● WHAT TO PRODUCE:
It is required that all of the data be written out exactly.

● SUPPLIED RECORDS:
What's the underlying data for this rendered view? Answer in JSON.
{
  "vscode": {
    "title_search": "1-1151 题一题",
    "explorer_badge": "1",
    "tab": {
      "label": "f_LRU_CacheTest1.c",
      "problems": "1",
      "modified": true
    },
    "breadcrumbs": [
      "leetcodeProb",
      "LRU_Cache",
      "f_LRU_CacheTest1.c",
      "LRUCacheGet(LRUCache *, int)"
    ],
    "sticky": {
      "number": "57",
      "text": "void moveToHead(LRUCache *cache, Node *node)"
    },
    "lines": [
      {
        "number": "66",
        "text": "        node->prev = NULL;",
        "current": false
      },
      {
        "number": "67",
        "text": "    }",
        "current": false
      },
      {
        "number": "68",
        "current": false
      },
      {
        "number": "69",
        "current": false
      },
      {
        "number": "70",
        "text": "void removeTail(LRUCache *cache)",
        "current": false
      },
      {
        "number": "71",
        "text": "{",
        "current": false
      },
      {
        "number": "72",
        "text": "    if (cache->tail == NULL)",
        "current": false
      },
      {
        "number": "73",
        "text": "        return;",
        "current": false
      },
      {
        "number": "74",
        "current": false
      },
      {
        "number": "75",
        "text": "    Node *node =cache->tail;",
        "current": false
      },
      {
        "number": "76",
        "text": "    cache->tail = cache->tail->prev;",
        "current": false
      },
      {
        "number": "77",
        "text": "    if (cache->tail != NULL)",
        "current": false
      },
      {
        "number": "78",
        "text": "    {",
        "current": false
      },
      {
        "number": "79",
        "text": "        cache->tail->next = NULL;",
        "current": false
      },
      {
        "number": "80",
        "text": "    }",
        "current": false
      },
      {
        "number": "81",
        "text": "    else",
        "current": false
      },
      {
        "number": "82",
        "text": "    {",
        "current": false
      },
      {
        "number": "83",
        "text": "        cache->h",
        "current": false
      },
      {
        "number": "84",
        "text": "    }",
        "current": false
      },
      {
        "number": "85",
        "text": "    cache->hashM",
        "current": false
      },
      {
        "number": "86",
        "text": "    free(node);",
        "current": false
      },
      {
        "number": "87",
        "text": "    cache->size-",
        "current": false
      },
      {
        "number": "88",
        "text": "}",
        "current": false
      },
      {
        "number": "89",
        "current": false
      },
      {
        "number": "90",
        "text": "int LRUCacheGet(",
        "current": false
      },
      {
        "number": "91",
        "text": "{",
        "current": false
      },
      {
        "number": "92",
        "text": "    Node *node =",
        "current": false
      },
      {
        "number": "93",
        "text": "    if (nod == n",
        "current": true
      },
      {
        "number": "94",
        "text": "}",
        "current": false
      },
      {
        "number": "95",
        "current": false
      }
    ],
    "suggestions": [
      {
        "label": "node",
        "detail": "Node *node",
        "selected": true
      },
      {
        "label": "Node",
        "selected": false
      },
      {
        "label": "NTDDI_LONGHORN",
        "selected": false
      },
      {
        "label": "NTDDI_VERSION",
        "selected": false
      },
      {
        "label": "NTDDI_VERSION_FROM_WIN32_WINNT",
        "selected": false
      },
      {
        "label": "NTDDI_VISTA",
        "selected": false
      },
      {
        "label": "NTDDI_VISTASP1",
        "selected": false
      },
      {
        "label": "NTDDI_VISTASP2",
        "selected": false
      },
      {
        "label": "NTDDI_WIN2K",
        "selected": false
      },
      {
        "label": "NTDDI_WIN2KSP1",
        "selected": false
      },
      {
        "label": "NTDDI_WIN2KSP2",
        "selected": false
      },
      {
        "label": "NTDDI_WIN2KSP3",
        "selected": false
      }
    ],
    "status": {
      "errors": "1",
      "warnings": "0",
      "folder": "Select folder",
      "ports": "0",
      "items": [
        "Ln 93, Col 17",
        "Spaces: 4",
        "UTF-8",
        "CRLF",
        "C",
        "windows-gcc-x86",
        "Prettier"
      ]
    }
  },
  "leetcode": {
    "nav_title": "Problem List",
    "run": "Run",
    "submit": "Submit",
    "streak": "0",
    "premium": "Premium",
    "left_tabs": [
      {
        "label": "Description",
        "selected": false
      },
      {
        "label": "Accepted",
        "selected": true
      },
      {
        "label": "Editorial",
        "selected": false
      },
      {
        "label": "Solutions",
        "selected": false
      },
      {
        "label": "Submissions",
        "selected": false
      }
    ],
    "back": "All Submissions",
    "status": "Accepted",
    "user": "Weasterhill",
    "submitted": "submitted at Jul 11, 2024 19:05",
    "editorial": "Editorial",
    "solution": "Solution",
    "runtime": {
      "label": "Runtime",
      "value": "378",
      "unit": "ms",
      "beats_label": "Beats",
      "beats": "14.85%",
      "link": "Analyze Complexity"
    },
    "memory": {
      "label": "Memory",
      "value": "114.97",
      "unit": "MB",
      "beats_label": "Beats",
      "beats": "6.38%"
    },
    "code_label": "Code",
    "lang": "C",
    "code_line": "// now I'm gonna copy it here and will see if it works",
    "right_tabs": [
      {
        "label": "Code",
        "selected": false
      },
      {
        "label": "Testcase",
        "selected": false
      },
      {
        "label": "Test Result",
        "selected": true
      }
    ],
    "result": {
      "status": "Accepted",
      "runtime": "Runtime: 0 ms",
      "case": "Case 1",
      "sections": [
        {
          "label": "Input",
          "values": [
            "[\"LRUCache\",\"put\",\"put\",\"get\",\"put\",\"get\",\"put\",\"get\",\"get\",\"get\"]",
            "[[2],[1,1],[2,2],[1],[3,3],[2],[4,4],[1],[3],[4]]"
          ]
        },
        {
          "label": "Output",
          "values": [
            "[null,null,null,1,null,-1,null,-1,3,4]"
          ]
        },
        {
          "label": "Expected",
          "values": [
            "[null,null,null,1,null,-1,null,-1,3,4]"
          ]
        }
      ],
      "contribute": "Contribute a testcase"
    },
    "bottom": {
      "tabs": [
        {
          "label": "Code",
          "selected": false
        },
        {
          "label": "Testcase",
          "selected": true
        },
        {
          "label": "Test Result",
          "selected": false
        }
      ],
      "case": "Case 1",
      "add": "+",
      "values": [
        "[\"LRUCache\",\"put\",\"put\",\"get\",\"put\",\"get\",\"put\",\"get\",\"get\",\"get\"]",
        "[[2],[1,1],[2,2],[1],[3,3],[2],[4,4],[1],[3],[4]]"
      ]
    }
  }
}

● SOLUTION:
What's the underlying data for this rendered view? Answer in JSON.
{
  "vscode": {
    "title_search": "1-1151 题一题",
    "explorer_badge": "1",
    "tab": {
      "label": "f_LRU_CacheTest1.c",
      "problems": "1",
      "modified": true
    },
    "breadcrumbs": [
      "leetcodeProb",
      "LRU_Cache",
      "f_LRU_CacheTest1.c",
      "LRUCacheGet(LRUCache *, int)"
    ],
    "sticky": {
      "number": "57",
      "text": "void moveToHead(LRUCache *cache, Node *node)"
    },
    "lines": [
      {
        "number": "66",
        "text": "        node->prev = NULL;",
        "current": false
      },
      {
        "number": "67",
        "text": "    }",
        "current": false
      },
      {
        "number": "68",
        "current": false
      },
      {
        "number": "69",
        "current": false
      },
      {
        "number": "70",
        "text": "void removeTail(LRUCache *cache)",
        "current": false
      },
      {
        "number": "71",
        "text": "{",
        "current": false
      },
      {
        "number": "72",
        "text": "    if (cache->tail == NULL)",
        "current": false
      },
      {
        "number": "73",
        "text": "        return;",
        "current": false
      },
      {
        "number": "74",
        "current": false
      },
      {
        "number": "75",
        "text": "    Node *node =cache->tail;",
        "current": false
      },
      {
        "number": "76",
        "text": "    cache->tail = cache->tail->prev;",
        "current": false
      },
      {
        "number": "77",
        "text": "    if (cache->tail != NULL)",
        "current": false
      },
      {
        "number": "78",
        "text": "    {",
        "current": false
      },
      {
        "number": "79",
        "text": "        cache->tail->next = NULL;",
        "current": false
      },
      {
        "number": "80",
        "text": "    }",
        "current": false
      },
      {
        "number": "81",
        "text": "    else",
        "current": false
      },
      {
        "number": "82",
        "text": "    {",
        "current": false
      },
      {
        "number": "83",
        "text": "        cache->h",
        "current": false
      },
      {
        "number": "84",
        "text": "    }",
        "current": false
      },
      {
        "number": "85",
        "text": "    cache->hashM",
        "current": false
      },
      {
        "number": "86",
        "text": "    free(node);",
        "current": false
      },
      {
        "number": "87",
        "text": "    cache->size-",
        "current": false
      },
      {
        "number": "88",
        "text": "}",
        "current": false
      },
      {
        "number": "89",
        "current": false
      },
      {
        "number": "90",
        "text": "int LRUCacheGet(",
        "current": false
      },
      {
        "number": "91",
        "text": "{",
        "current": false
      },
      {
        "number": "92",
        "text": "    Node *node =",
        "current": false
      },
      {
        "number": "93",
        "text": "    if (nod == n",
        "current": true
      },
      {
        "number": "94",
        "text": "}",
        "current": false
      },
      {
        "number": "95",
        "current": false
      }
    ],
    "suggestions": [
      {
        "label": "node",
        "detail": "Node *node",
        "selected": true
      },
      {
        "label": "Node",
        "selected": false
      },
      {
        "label": "NTDDI_LONGHORN",
        "selected": false
      },
      {
        "label": "NTDDI_VERSION",
        "selected": false
      },
      {
        "label": "NTDDI_VERSION_FROM_WIN32_WINNT",
        "selected": false
      },
      {
        "label": "NTDDI_VISTA",
        "selected": false
      },
      {
        "label": "NTDDI_VISTASP1",
        "selected": false
      },
      {
        "label": "NTDDI_VISTASP2",
        "selected": false
      },
      {
        "label": "NTDDI_WIN2K",
        "selected": false
      },
      {
        "label": "NTDDI_WIN2KSP1",
        "selected": false
      },
      {
        "label": "NTDDI_WIN2KSP2",
        "selected": false
      },
      {
        "label": "NTDDI_WIN2KSP3",
        "selected": false
      }
    ],
    "status": {
      "errors": "1",
      "warnings": "0",
      "folder": "Select folder",
      "ports": "0",
      "items": [
        "Ln 93, Col 17",
        "Spaces: 4",
        "UTF-8",
        "CRLF",
        "C",
        "windows-gcc-x86",
        "Prettier"
      ]
    }
  },
  "leetcode": {
    "nav_title": "Problem List",
    "run": "Run",
    "submit": "Submit",
    "streak": "0",
    "premium": "Premium",
    "left_tabs": [
      {
        "label": "Description",
        "selected": false
      },
      {
        "label": "Accepted",
        "selected": true
      },
      {
        "label": "Editorial",
        "selected": false
      },
      {
        "label": "Solutions",
        "selected": false
      },
      {
        "label": "Submissions",
        "selected": false
      }
    ],
    "back": "All Submissions",
    "status": "Accepted",
    "user": "Weasterhill",
    "submitted": "submitted at Jul 11, 2024 19:05",
    "editorial": "Editorial",
    "solution": "Solution",
    "runtime": {
      "label": "Runtime",
      "value": "378",
      "unit": "ms",
      "beats_label": "Beats",
      "beats": "14.85%",
      "link": "Analyze Complexity"
    },
    "memory": {
      "label": "Memory",
      "value": "114.97",
      "unit": "MB",
      "beats_label": "Beats",
      "beats": "6.38%"
    },
    "code_label": "Code",
    "lang": "C",
    "code_line": "// now I'm gonna copy it here and will see if it works",
    "right_tabs": [
      {
        "label": "Code",
        "selected": false
      },
      {
        "label": "Testcase",
        "selected": false
      },
      {
        "label": "Test Result",
        "selected": true
      }
    ],
    "result": {
      "status": "Accepted",
      "runtime": "Runtime: 0 ms",
      "case": "Case 1",
      "sections": [
        {
          "label": "Input",
          "values": [
            "[\"LRUCache\",\"put\",\"put\",\"get\",\"put\",\"get\",\"put\",\"get\",\"get\",\"get\"]",
            "[[2],[1,1],[2,2],[1],[3,3],[2],[4,4],[1],[3],[4]]"
          ]
        },
        {
          "label": "Output",
          "values": [
            "[null,null,null,1,null,-1,null,-1,3,4]"
          ]
        },
        {
          "label": "Expected",
          "values": [
            "[null,null,null,1,null,-1,null,-1,3,4]"
          ]
        }
      ],
      "contribute": "Contribute a testcase"
    },
    "bottom": {
      "tabs": [
        {
          "label": "Code",
          "selected": false
        },
        {
          "label": "Testcase",
          "selected": true
        },
        {
          "label": "Test Result",
          "selected": false
        }
      ],
      "case": "Case 1",
      "add": "+",
      "values": [
        "[\"LRUCache\",\"put\",\"put\",\"get\",\"put\",\"get\",\"put\",\"get\",\"get\",\"get\"]",
        "[[2],[1,1],[2,2],[1],[3,3],[2],[4,4],[1],[3],[4]]"
      ]
    }
  }
}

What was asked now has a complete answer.